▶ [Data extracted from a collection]
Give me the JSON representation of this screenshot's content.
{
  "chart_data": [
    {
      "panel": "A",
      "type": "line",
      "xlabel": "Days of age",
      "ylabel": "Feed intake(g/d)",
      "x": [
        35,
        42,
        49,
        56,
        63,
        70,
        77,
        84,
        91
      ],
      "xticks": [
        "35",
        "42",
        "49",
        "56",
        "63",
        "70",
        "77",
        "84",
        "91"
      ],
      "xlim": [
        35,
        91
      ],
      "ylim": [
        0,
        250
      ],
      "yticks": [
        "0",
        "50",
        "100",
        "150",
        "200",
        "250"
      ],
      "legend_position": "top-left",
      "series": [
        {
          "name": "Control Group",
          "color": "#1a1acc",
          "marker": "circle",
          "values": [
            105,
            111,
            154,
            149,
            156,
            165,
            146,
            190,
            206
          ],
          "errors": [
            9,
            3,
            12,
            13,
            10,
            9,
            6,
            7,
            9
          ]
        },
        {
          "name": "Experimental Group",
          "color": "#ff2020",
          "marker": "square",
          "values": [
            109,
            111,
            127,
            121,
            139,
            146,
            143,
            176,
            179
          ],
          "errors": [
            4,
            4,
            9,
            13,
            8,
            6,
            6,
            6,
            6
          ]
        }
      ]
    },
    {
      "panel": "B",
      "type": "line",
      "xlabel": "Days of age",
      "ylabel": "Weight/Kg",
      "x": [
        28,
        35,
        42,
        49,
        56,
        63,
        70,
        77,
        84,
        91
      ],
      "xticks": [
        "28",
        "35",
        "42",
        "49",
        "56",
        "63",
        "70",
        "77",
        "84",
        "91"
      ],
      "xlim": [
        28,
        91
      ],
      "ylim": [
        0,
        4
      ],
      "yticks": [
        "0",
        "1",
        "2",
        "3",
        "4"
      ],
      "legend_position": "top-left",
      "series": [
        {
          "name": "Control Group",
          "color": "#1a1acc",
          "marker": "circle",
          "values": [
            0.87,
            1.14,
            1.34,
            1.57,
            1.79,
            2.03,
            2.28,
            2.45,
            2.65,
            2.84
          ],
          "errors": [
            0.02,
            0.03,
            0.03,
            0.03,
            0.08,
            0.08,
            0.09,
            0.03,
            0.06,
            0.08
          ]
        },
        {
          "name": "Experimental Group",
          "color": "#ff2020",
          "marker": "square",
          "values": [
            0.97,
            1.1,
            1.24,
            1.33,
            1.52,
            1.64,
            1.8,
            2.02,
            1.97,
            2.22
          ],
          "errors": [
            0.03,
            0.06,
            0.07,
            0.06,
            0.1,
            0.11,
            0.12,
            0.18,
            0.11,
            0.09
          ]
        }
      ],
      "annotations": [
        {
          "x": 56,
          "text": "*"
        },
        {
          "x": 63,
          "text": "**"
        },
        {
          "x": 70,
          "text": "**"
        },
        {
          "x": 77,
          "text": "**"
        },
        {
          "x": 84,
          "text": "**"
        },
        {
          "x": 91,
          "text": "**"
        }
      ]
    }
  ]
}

▶ [EXERCISE PROMPT] Copy out each line exactly.

▶ [OUTPUT OF THE TASK]
Give me the JSON representation of this screenshot's content.
{
  "chart_data": [
    {
      "panel": "A",
      "type": "line",
      "xlabel": "Days of age",
      "ylabel": "Feed intake(g/d)",
      "x": [
        35,
        42,
        49,
        56,
        63,
        70,
        77,
        84,
        91
      ],
      "xticks": [
        "35",
        "42",
        "49",
        "56",
        "63",
        "70",
        "77",
        "84",
        "91"
      ],
      "xlim": [
        35,
        91
      ],
      "ylim": [
        0,
        250
      ],
      "yticks": [
        "0",
        "50",
        "100",
        "150",
        "200",
        "250"
      ],
      "legend_position": "top-left",
      "series": [
        {
          "name": "Control Group",
          "color": "#1a1acc",
          "marker": "circle",
          "values": [
            105,
            111,
            154,
            149,
            156,
            165,
            146,
            190,
            206
          ],
          "errors": [
            9,
            3,
            12,
            13,
            10,
            9,
            6,
            7,
            9
          ]
        },
        {
          "name": "Experimental Group",
          "color": "#ff2020",
          "marker": "square",
          "values": [
            109,
            111,
            127,
            121,
            139,
            146,
            143,
            176,
            179
          ],
          "errors": [
            4,
            4,
            9,
            13,
            8,
            6,
            6,
            6,
            6
          ]
        }
      ]
    },
    {
      "panel": "B",
      "type": "line",
      "xlabel": "Days of age",
      "ylabel": "Weight/Kg",
      "x": [
        28,
        35,
        42,
        49,
        56,
        63,
        70,
        77,
        84,
        91
      ],
      "xticks": [
        "28",
        "35",
        "42",
        "49",
        "56",
        "63",
        "70",
        "77",
        "84",
        "91"
      ],
      "xlim": [
        28,
        91
      ],
      "ylim": [
        0,
        4
      ],
      "yticks": [
        "0",
        "1",
        "2",
        "3",
        "4"
      ],
      "legend_position": "top-left",
      "series": [
        {
          "name": "Control Group",
          "color": "#1a1acc",
          "marker": "circle",
          "values": [
            0.87,
            1.14,
            1.34,
            1.57,
            1.79,
            2.03,
            2.28,
            2.45,
            2.65,
            2.84
          ],
          "errors": [
            0.02,
            0.03,
            0.03,
            0.03,
            0.08,
            0.08,
            0.09,
            0.03,
            0.06,
            0.08
          ]
        },
        {
          "name": "Experimental Group",
          "color": "#ff2020",
          "marker": "square",
          "values": [
            0.97,
            1.1,
            1.24,
            1.33,
            1.52,
            1.64,
            1.8,
            2.02,
            1.97,
            2.22
          ],
          "errors": [
            0.03,
            0.06,
            0.07,
            0.06,
            0.1,
            0.11,
            0.12,
            0.18,
            0.11,
            0.09
          ]
        }
      ],
      "annotations": [
        {
          "x": 56,
          "text": "*"
        },
        {
          "x": 63,
          "text": "**"
        },
        {
          "x": 70,
          "text": "**"
        },
        {
          "x": 77,
          "text": "**"
        },
        {
          "x": 84,
          "text": "**"
        },
        {
          "x": 91,
          "text": "**"
        }
      ]
    }
  ]
}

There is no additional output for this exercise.